Records shown —
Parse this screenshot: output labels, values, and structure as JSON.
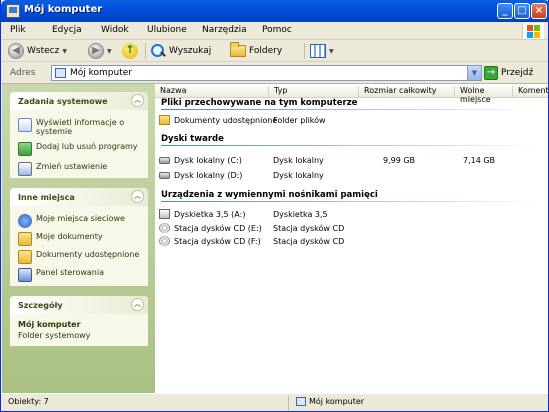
{
  "window": {
    "title": "Mój komputer"
  },
  "menu": [
    "Plik",
    "Edycja",
    "Widok",
    "Ulubione",
    "Narzędzia",
    "Pomoc"
  ],
  "toolbar": {
    "back_label": "Wstecz",
    "search_label": "Wyszukaj",
    "folders_label": "Foldery"
  },
  "address": {
    "label": "Adres",
    "value": "Mój komputer",
    "go_label": "Przejdź"
  },
  "tasks": {
    "system": {
      "title": "Zadania systemowe",
      "items": [
        "Wyświetl informacje o systemie",
        "Dodaj lub usuń programy",
        "Zmień ustawienie"
      ]
    },
    "places": {
      "title": "Inne miejsca",
      "items": [
        "Moje miejsca sieciowe",
        "Moje dokumenty",
        "Dokumenty udostępnione",
        "Panel sterowania"
      ]
    },
    "details": {
      "title": "Szczegóły",
      "name": "Mój komputer",
      "desc": "Folder systemowy"
    }
  },
  "columns": [
    "Nazwa",
    "Typ",
    "Rozmiar całkowity",
    "Wolne miejsce",
    "Komentarze"
  ],
  "groups": {
    "files": {
      "title": "Pliki przechowywane na tym komputerze",
      "items": [
        "Dokumenty udostępnione"
      ],
      "item_types": [
        "Folder plików"
      ]
    },
    "disks": {
      "title": "Dyski twarde",
      "items": [
        {
          "name": "Dysk lokalny (C:)",
          "type": "Dysk lokalny",
          "size": "9,99 GB",
          "free": "7,14 GB"
        },
        {
          "name": "Dysk lokalny (D:)",
          "type": "Dysk lokalny",
          "size": "",
          "free": ""
        }
      ]
    },
    "removable": {
      "title": "Urządzenia z wymiennymi nośnikami pamięci",
      "items": [
        {
          "name": "Dyskietka 3,5 (A:)",
          "type": "Dyskietka 3,5"
        },
        {
          "name": "Stacja dysków CD (E:)",
          "type": "Stacja dysków CD"
        },
        {
          "name": "Stacja dysków CD (F:)",
          "type": "Stacja dysków CD"
        }
      ]
    }
  },
  "status": {
    "left": "Obiekty: 7",
    "right": "Mój komputer"
  }
}
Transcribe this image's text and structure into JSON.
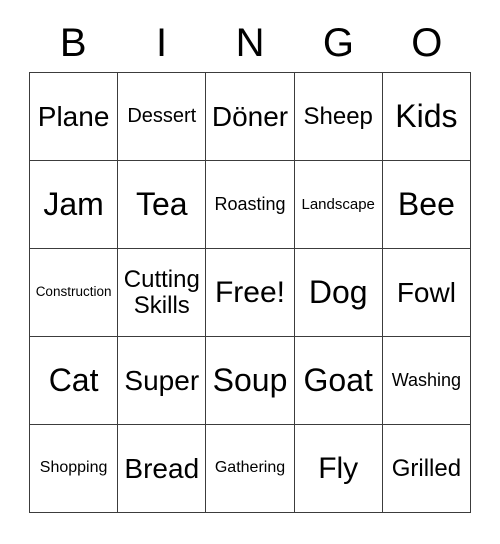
{
  "card": {
    "header": {
      "letters": [
        "B",
        "I",
        "N",
        "G",
        "O"
      ]
    },
    "colors": {
      "border": "#3c3c3c",
      "text": "#000000",
      "background": "#ffffff"
    },
    "rows": [
      {
        "cells": [
          {
            "label": "Plane",
            "size": "sz-lg"
          },
          {
            "label": "Dessert",
            "size": "sz-sm"
          },
          {
            "label": "Döner",
            "size": "sz-lg"
          },
          {
            "label": "Sheep",
            "size": "sz-md"
          },
          {
            "label": "Kids",
            "size": "sz-xxl"
          }
        ]
      },
      {
        "cells": [
          {
            "label": "Jam",
            "size": "sz-xxl"
          },
          {
            "label": "Tea",
            "size": "sz-xxl"
          },
          {
            "label": "Roasting",
            "size": "sz-xs"
          },
          {
            "label": "Landscape",
            "size": "sz-tny"
          },
          {
            "label": "Bee",
            "size": "sz-xxl"
          }
        ]
      },
      {
        "cells": [
          {
            "label": "Construction",
            "size": "sz-min"
          },
          {
            "label": "Cutting\nSkills",
            "size": "sz-md"
          },
          {
            "label": "Free!",
            "size": "sz-xl"
          },
          {
            "label": "Dog",
            "size": "sz-xxl"
          },
          {
            "label": "Fowl",
            "size": "sz-lg"
          }
        ]
      },
      {
        "cells": [
          {
            "label": "Cat",
            "size": "sz-xxl"
          },
          {
            "label": "Super",
            "size": "sz-lg"
          },
          {
            "label": "Soup",
            "size": "sz-xxl"
          },
          {
            "label": "Goat",
            "size": "sz-xxl"
          },
          {
            "label": "Washing",
            "size": "sz-xs"
          }
        ]
      },
      {
        "cells": [
          {
            "label": "Shopping",
            "size": "sz-xxs"
          },
          {
            "label": "Bread",
            "size": "sz-lg"
          },
          {
            "label": "Gathering",
            "size": "sz-xxs"
          },
          {
            "label": "Fly",
            "size": "sz-xl"
          },
          {
            "label": "Grilled",
            "size": "sz-md"
          }
        ]
      }
    ]
  }
}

Exercise instructions — Repeat the full listing above exactly, with no pictures in the copy.

Correct result —
Parse this screenshot: output labels, values, and structure as JSON.
{
  "window": {
    "title": "Mój komputer"
  },
  "menu": [
    "Plik",
    "Edycja",
    "Widok",
    "Ulubione",
    "Narzędzia",
    "Pomoc"
  ],
  "toolbar": {
    "back_label": "Wstecz",
    "search_label": "Wyszukaj",
    "folders_label": "Foldery"
  },
  "address": {
    "label": "Adres",
    "value": "Mój komputer",
    "go_label": "Przejdź"
  },
  "tasks": {
    "system": {
      "title": "Zadania systemowe",
      "items": [
        "Wyświetl informacje o systemie",
        "Dodaj lub usuń programy",
        "Zmień ustawienie"
      ]
    },
    "places": {
      "title": "Inne miejsca",
      "items": [
        "Moje miejsca sieciowe",
        "Moje dokumenty",
        "Dokumenty udostępnione",
        "Panel sterowania"
      ]
    },
    "details": {
      "title": "Szczegóły",
      "name": "Mój komputer",
      "desc": "Folder systemowy"
    }
  },
  "columns": [
    "Nazwa",
    "Typ",
    "Rozmiar całkowity",
    "Wolne miejsce",
    "Komentarze"
  ],
  "groups": {
    "files": {
      "title": "Pliki przechowywane na tym komputerze",
      "items": [
        "Dokumenty udostępnione"
      ],
      "item_types": [
        "Folder plików"
      ]
    },
    "disks": {
      "title": "Dyski twarde",
      "items": [
        {
          "name": "Dysk lokalny (C:)",
          "type": "Dysk lokalny",
          "size": "9,99 GB",
          "free": "7,14 GB"
        },
        {
          "name": "Dysk lokalny (D:)",
          "type": "Dysk lokalny",
          "size": "",
          "free": ""
        }
      ]
    },
    "removable": {
      "title": "Urządzenia z wymiennymi nośnikami pamięci",
      "items": [
        {
          "name": "Dyskietka 3,5 (A:)",
          "type": "Dyskietka 3,5"
        },
        {
          "name": "Stacja dysków CD (E:)",
          "type": "Stacja dysków CD"
        },
        {
          "name": "Stacja dysków CD (F:)",
          "type": "Stacja dysków CD"
        }
      ]
    }
  },
  "status": {
    "left": "Obiekty: 7",
    "right": "Mój komputer"
  }
}
Transcribe this image's text and structure into JSON.
{
  "card": {
    "header": {
      "letters": [
        "B",
        "I",
        "N",
        "G",
        "O"
      ]
    },
    "colors": {
      "border": "#3c3c3c",
      "text": "#000000",
      "background": "#ffffff"
    },
    "rows": [
      {
        "cells": [
          {
            "label": "Plane",
            "size": "sz-lg"
          },
          {
            "label": "Dessert",
            "size": "sz-sm"
          },
          {
            "label": "Döner",
            "size": "sz-lg"
          },
          {
            "label": "Sheep",
            "size": "sz-md"
          },
          {
            "label": "Kids",
            "size": "sz-xxl"
          }
        ]
      },
      {
        "cells": [
          {
            "label": "Jam",
            "size": "sz-xxl"
          },
          {
            "label": "Tea",
            "size": "sz-xxl"
          },
          {
            "label": "Roasting",
            "size": "sz-xs"
          },
          {
            "label": "Landscape",
            "size": "sz-tny"
          },
          {
            "label": "Bee",
            "size": "sz-xxl"
          }
        ]
      },
      {
        "cells": [
          {
            "label": "Construction",
            "size": "sz-min"
          },
          {
            "label": "Cutting\nSkills",
            "size": "sz-md"
          },
          {
            "label": "Free!",
            "size": "sz-xl"
          },
          {
            "label": "Dog",
            "size": "sz-xxl"
          },
          {
            "label": "Fowl",
            "size": "sz-lg"
          }
        ]
      },
      {
        "cells": [
          {
            "label": "Cat",
            "size": "sz-xxl"
          },
          {
            "label": "Super",
            "size": "sz-lg"
          },
          {
            "label": "Soup",
            "size": "sz-xxl"
          },
          {
            "label": "Goat",
            "size": "sz-xxl"
          },
          {
            "label": "Washing",
            "size": "sz-xs"
          }
        ]
      },
      {
        "cells": [
          {
            "label": "Shopping",
            "size": "sz-xxs"
          },
          {
            "label": "Bread",
            "size": "sz-lg"
          },
          {
            "label": "Gathering",
            "size": "sz-xxs"
          },
          {
            "label": "Fly",
            "size": "sz-xl"
          },
          {
            "label": "Grilled",
            "size": "sz-md"
          }
        ]
      }
    ]
  }
}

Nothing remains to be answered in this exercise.